## THE REQUEST
Reproduce word for word the lines of the material from the line with "Patent image size: (931, 1097)." to the line with "The reclining apparatus 16B is at (740, 808).", both of those included.

## Collected data
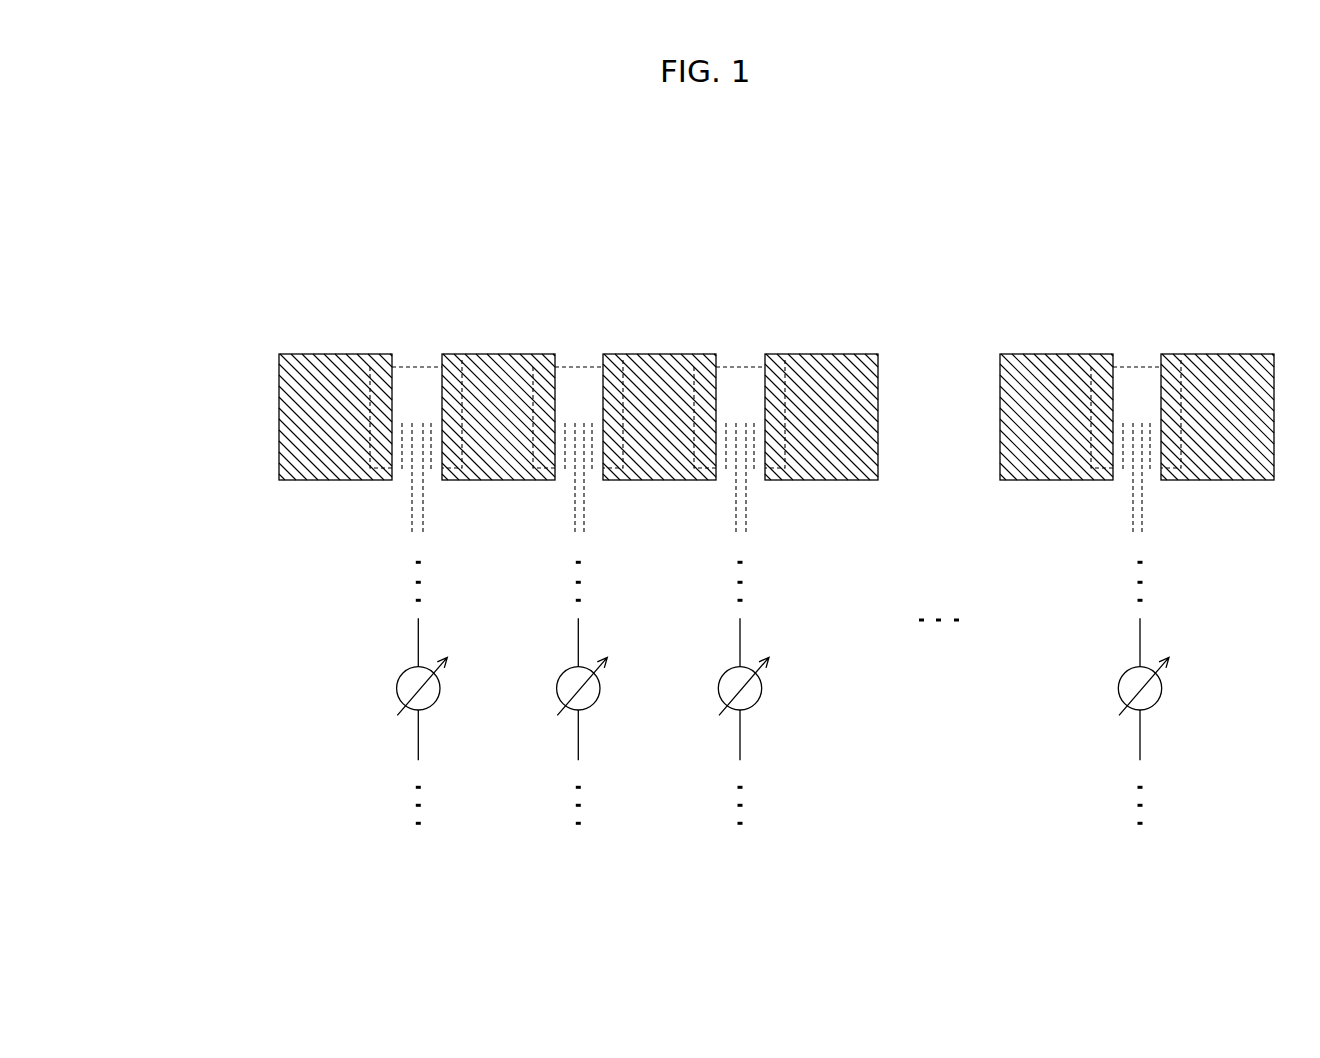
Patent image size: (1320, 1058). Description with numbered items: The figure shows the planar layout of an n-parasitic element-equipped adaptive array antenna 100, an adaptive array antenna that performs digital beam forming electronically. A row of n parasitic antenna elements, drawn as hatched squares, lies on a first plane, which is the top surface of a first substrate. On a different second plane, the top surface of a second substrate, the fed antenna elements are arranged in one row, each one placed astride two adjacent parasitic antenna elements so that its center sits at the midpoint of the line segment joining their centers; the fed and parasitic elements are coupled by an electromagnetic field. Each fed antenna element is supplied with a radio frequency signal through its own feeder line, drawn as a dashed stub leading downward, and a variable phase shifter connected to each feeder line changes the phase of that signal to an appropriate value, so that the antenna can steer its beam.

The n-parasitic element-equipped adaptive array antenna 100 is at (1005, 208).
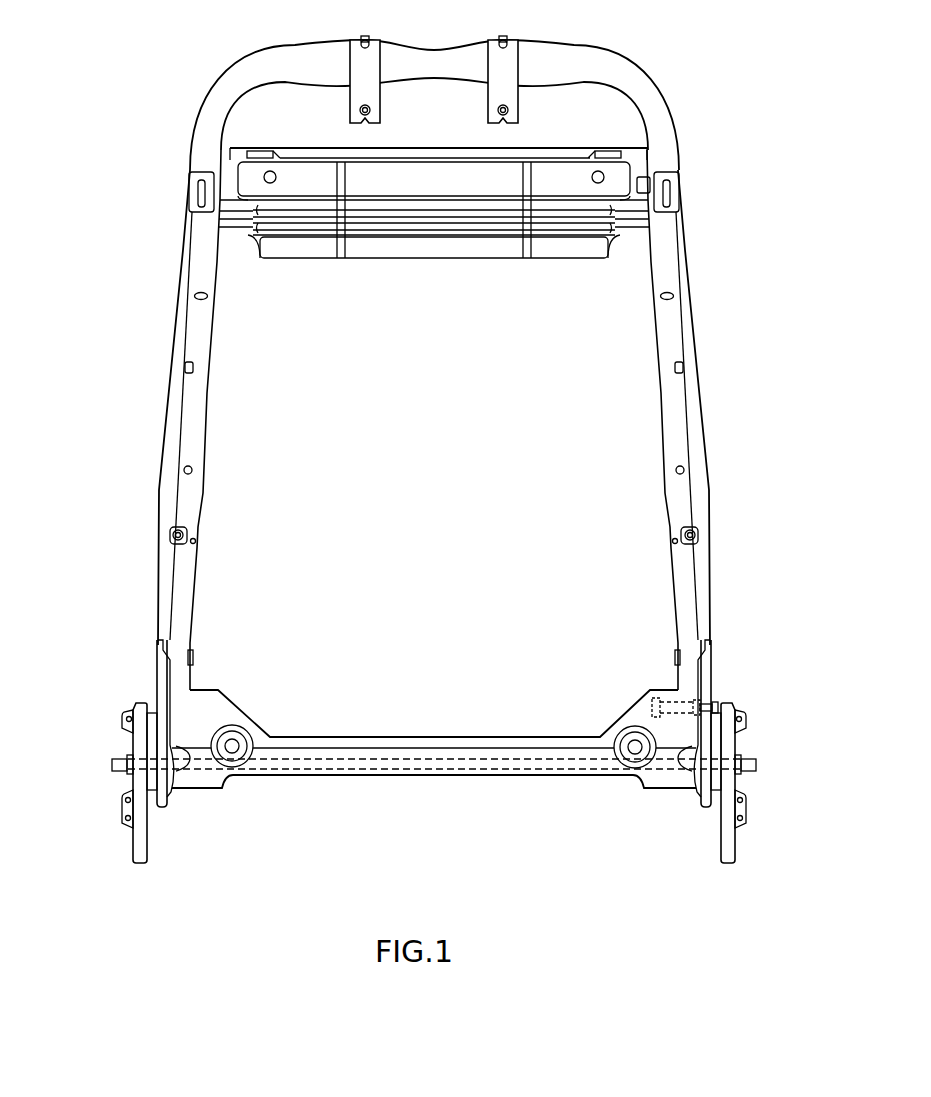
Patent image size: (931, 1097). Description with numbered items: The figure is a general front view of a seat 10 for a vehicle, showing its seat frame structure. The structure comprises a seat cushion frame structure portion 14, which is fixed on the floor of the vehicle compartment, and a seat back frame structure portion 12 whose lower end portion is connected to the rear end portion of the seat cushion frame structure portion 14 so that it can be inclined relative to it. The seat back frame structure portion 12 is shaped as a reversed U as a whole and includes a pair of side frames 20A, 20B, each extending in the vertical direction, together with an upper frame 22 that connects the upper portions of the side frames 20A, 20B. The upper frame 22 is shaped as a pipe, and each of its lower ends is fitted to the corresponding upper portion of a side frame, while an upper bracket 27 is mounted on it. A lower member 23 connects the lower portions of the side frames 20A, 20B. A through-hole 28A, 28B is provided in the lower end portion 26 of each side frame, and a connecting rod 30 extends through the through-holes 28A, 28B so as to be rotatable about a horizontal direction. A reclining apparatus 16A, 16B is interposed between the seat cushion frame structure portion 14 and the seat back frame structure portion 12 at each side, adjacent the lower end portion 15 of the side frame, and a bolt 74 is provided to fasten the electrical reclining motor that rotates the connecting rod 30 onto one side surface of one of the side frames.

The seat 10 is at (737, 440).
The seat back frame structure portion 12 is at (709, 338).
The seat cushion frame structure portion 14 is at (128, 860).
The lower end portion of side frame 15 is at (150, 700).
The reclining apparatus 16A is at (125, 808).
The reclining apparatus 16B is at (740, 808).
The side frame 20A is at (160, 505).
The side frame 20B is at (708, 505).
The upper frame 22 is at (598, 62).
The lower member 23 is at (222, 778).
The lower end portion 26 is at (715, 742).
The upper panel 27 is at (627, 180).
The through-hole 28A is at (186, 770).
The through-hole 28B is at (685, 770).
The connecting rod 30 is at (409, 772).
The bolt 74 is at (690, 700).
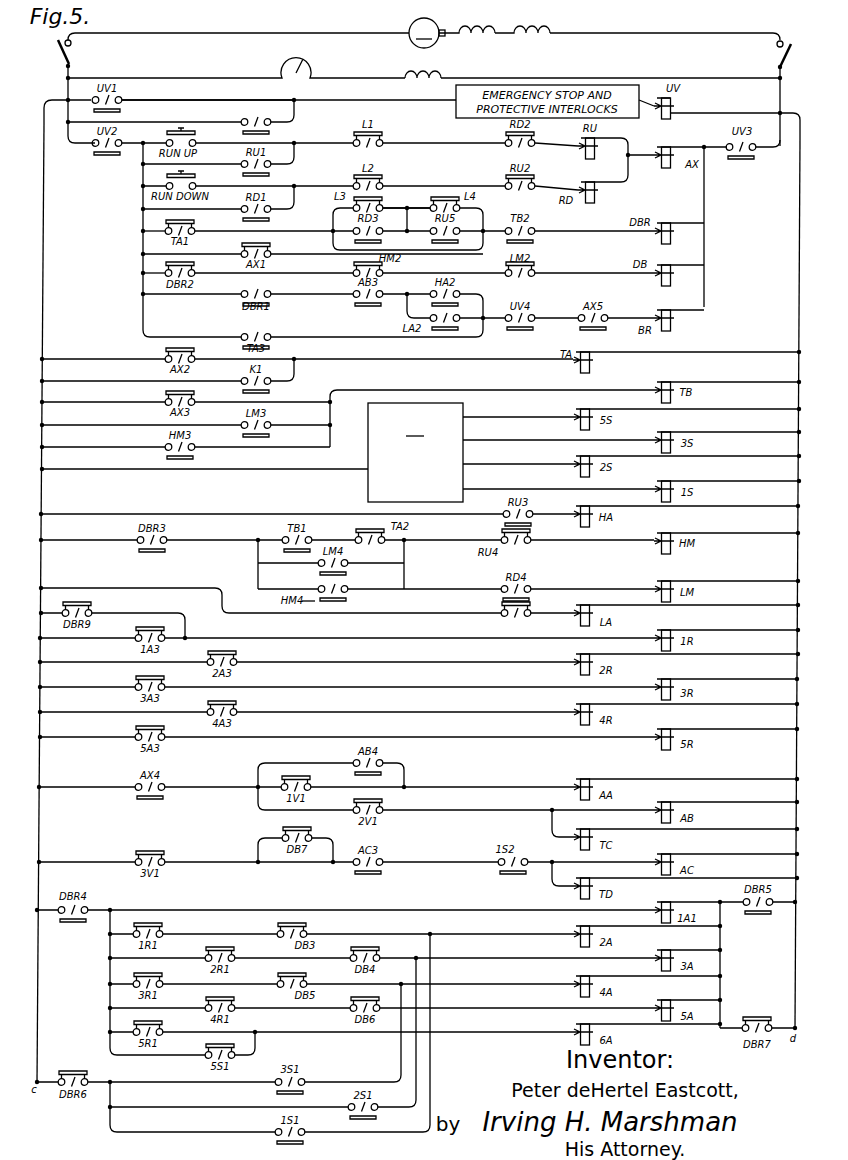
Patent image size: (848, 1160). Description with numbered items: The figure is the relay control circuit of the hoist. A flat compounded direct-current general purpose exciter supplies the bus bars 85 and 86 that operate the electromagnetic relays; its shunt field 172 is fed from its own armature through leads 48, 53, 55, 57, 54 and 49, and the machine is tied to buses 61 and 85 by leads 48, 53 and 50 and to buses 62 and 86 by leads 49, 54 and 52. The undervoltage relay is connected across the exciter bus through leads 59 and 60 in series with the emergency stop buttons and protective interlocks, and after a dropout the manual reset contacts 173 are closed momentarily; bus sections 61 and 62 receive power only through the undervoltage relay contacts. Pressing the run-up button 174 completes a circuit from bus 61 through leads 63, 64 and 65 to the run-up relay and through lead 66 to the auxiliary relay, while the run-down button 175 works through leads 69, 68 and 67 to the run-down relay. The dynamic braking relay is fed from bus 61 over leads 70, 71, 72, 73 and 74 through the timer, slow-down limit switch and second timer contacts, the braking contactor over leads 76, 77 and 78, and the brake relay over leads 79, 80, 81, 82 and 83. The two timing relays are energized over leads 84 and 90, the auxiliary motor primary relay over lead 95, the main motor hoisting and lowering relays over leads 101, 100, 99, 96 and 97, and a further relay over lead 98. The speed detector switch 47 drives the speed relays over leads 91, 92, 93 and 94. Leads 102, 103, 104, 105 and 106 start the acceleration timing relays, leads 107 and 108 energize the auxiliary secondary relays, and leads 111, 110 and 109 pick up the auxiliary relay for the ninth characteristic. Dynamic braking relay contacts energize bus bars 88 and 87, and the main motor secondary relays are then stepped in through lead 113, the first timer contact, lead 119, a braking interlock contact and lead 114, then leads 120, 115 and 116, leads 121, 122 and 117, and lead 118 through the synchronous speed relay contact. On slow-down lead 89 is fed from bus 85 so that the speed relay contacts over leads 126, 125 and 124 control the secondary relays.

## SOLUTION FOR THIS EXERCISE
Patent image size: (931, 1097). Description with numbered items: The figure is a general front view of a seat 10 for a vehicle, showing its seat frame structure. The structure comprises a seat cushion frame structure portion 14, which is fixed on the floor of the vehicle compartment, and a seat back frame structure portion 12 whose lower end portion is connected to the rear end portion of the seat cushion frame structure portion 14 so that it can be inclined relative to it. The seat back frame structure portion 12 is shaped as a reversed U as a whole and includes a pair of side frames 20A, 20B, each extending in the vertical direction, together with an upper frame 22 that connects the upper portions of the side frames 20A, 20B. The upper frame 22 is shaped as a pipe, and each of its lower ends is fitted to the corresponding upper portion of a side frame, while an upper bracket 27 is mounted on it. A lower member 23 connects the lower portions of the side frames 20A, 20B. A through-hole 28A, 28B is provided in the lower end portion 26 of each side frame, and a connecting rod 30 extends through the through-holes 28A, 28B so as to be rotatable about a horizontal direction. A reclining apparatus 16A, 16B is interposed between the seat cushion frame structure portion 14 and the seat back frame structure portion 12 at each side, adjacent the lower end portion 15 of the side frame, and a bolt 74 is provided to fasten the electrical reclining motor that rotates the connecting rod 30 onto one side surface of one of the side frames.

The seat 10 is at (737, 440).
The seat back frame structure portion 12 is at (709, 338).
The seat cushion frame structure portion 14 is at (128, 860).
The lower end portion of side frame 15 is at (150, 700).
The reclining apparatus 16A is at (125, 808).
The reclining apparatus 16B is at (740, 808).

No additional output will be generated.